(Records excerpted from a collection)
╔══

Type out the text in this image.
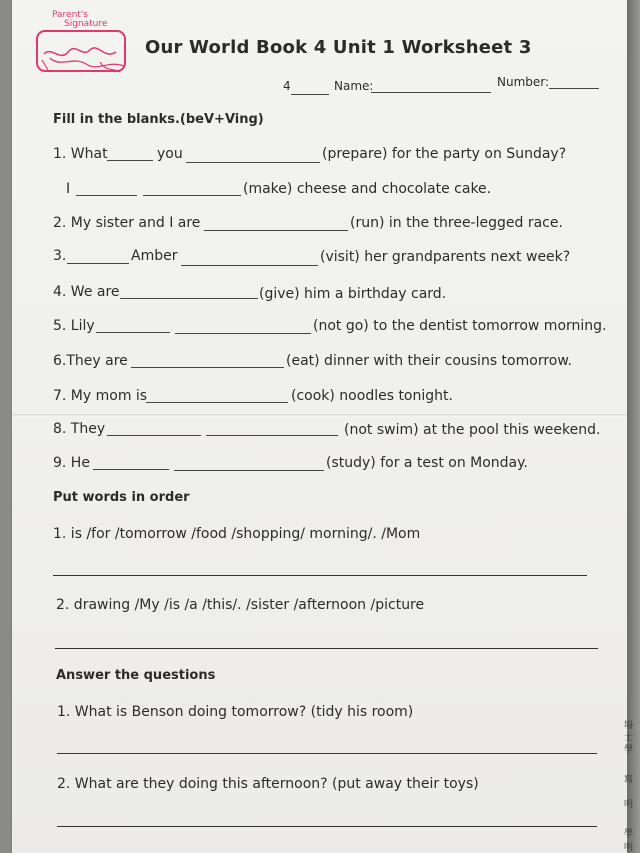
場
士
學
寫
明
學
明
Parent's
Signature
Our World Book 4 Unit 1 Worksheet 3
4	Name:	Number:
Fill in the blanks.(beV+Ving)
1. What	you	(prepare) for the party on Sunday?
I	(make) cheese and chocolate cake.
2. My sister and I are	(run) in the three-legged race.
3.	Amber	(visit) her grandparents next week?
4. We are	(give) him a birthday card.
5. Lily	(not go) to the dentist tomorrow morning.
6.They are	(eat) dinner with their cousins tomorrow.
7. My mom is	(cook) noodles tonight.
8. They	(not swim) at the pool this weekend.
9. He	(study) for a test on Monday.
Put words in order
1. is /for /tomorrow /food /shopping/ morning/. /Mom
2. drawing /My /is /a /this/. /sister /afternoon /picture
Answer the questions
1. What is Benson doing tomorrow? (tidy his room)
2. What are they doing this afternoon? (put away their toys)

╚══

WHAT YOU WILL DO:
Print the entries above exactly, taking out only the pictures.

RESPONSE TO THIS EXERCISE:
Type out the text in this image.
場
士
學
寫
明
學
明
Parent's
Signature
Our World Book 4 Unit 1 Worksheet 3
4	Name:	Number:
Fill in the blanks.(beV+Ving)
1. What	you	(prepare) for the party on Sunday?
I	(make) cheese and chocolate cake.
2. My sister and I are	(run) in the three-legged race.
3.	Amber	(visit) her grandparents next week?
4. We are	(give) him a birthday card.
5. Lily	(not go) to the dentist tomorrow morning.
6.They are	(eat) dinner with their cousins tomorrow.
7. My mom is	(cook) noodles tonight.
8. They	(not swim) at the pool this weekend.
9. He	(study) for a test on Monday.
Put words in order
1. is /for /tomorrow /food /shopping/ morning/. /Mom
2. drawing /My /is /a /this/. /sister /afternoon /picture
Answer the questions
1. What is Benson doing tomorrow? (tidy his room)
2. What are they doing this afternoon? (put away their toys)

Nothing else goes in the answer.